--- The task ---
Locate each line of the material that contains "image", then return it.

··· Data for this exercise ···

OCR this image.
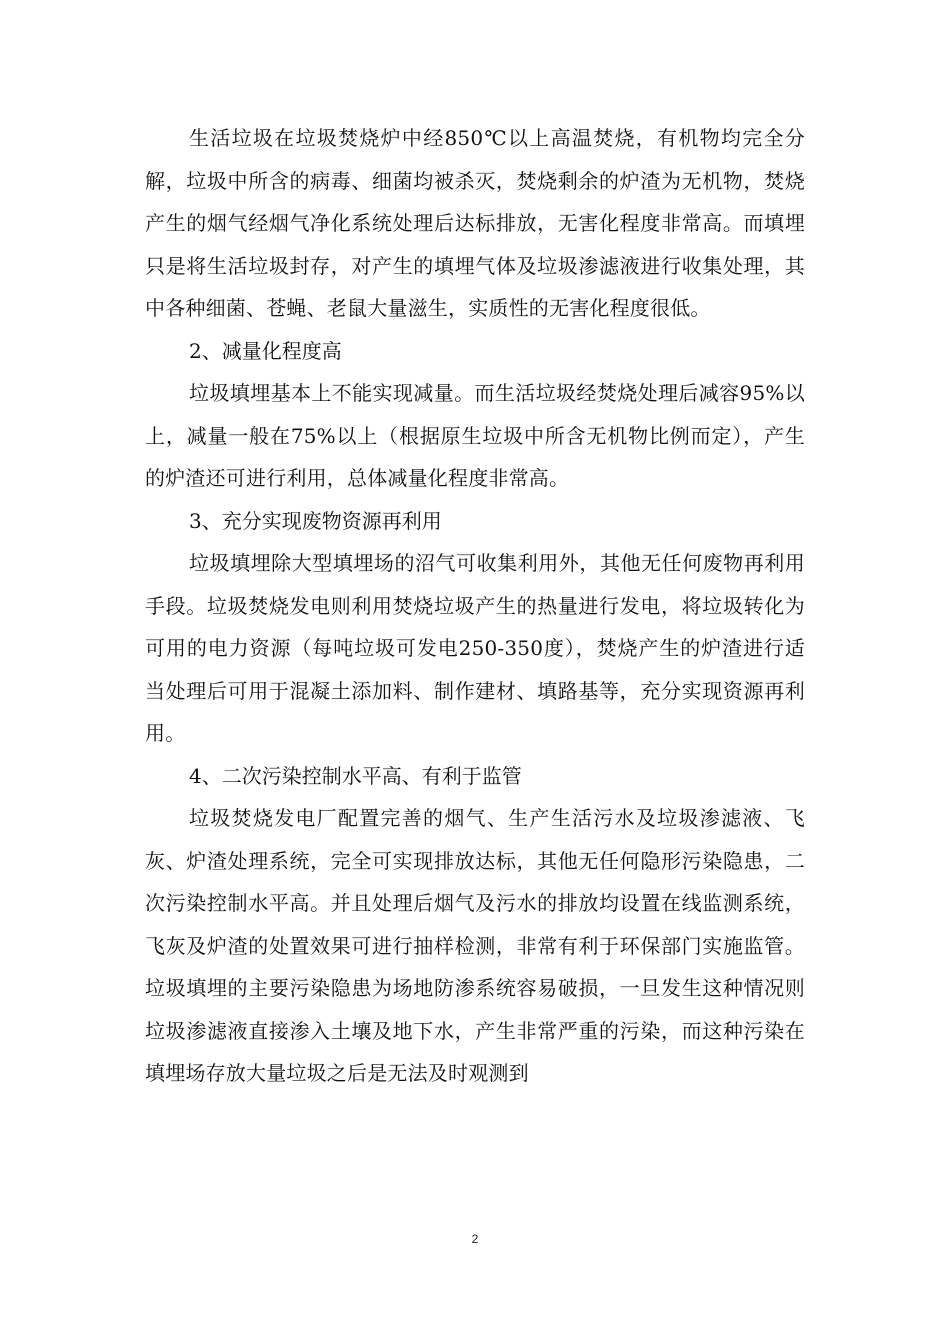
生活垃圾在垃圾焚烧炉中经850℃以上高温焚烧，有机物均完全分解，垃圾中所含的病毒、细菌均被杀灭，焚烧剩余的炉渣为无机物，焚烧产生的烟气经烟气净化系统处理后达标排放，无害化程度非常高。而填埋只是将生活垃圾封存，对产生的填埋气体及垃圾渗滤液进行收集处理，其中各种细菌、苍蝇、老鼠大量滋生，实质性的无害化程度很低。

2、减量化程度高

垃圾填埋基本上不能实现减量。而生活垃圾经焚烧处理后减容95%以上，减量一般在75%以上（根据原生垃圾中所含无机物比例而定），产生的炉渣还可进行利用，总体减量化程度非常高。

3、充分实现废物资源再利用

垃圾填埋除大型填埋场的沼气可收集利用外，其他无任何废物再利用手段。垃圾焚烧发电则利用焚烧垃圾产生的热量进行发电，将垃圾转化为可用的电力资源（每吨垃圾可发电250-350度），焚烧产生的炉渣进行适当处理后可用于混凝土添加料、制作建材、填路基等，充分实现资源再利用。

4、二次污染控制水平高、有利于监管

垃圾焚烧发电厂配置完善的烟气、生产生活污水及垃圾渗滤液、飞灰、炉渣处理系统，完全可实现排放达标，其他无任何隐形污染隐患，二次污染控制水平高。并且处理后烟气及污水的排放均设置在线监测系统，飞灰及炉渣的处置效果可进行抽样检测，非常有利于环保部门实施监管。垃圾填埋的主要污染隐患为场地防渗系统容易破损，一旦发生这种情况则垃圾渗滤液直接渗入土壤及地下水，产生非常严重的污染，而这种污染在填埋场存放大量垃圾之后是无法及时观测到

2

···
··· Data for this exercise ···

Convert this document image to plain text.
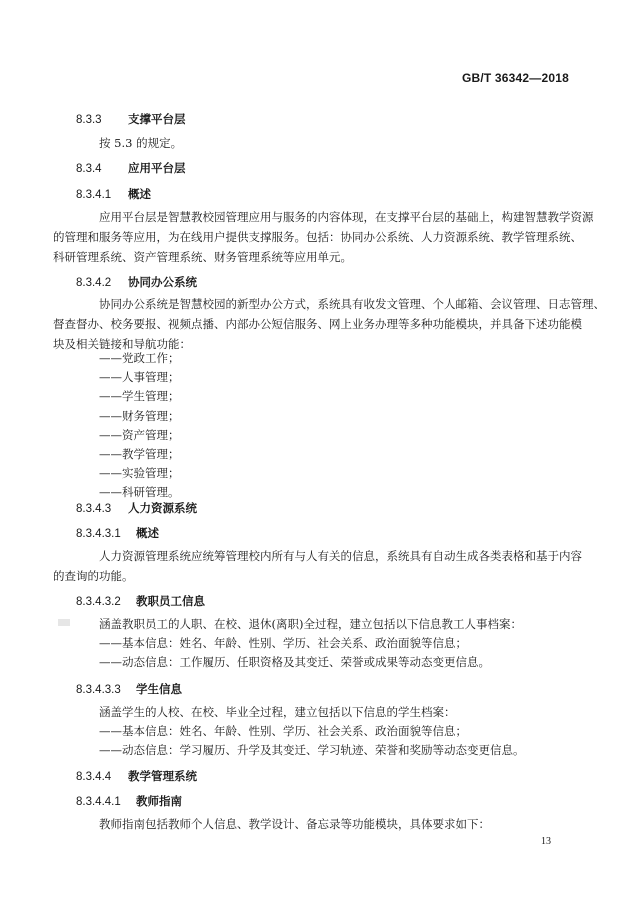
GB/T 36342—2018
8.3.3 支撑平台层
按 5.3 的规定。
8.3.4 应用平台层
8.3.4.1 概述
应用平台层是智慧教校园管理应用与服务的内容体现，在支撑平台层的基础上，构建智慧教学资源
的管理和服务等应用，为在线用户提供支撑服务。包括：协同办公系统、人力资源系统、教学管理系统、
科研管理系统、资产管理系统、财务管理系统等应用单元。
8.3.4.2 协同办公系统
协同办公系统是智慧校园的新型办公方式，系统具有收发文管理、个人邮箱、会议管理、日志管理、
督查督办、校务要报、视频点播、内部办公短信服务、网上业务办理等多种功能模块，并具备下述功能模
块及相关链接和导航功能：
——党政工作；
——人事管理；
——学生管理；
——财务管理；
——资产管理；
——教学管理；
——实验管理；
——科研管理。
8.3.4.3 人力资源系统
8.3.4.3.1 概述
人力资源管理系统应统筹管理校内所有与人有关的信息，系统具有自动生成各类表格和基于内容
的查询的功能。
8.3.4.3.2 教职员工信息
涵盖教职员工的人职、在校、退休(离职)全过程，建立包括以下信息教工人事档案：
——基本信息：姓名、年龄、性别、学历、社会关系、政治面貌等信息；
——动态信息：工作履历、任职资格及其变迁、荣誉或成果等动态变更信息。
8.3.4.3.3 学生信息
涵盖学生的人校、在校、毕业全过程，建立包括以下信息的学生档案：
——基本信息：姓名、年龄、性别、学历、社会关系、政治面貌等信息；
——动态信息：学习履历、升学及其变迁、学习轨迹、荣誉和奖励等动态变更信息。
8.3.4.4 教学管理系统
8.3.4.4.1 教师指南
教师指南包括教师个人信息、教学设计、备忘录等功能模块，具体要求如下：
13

···

--- Written solution ---
OCR this image.
Convert this document image to plain text.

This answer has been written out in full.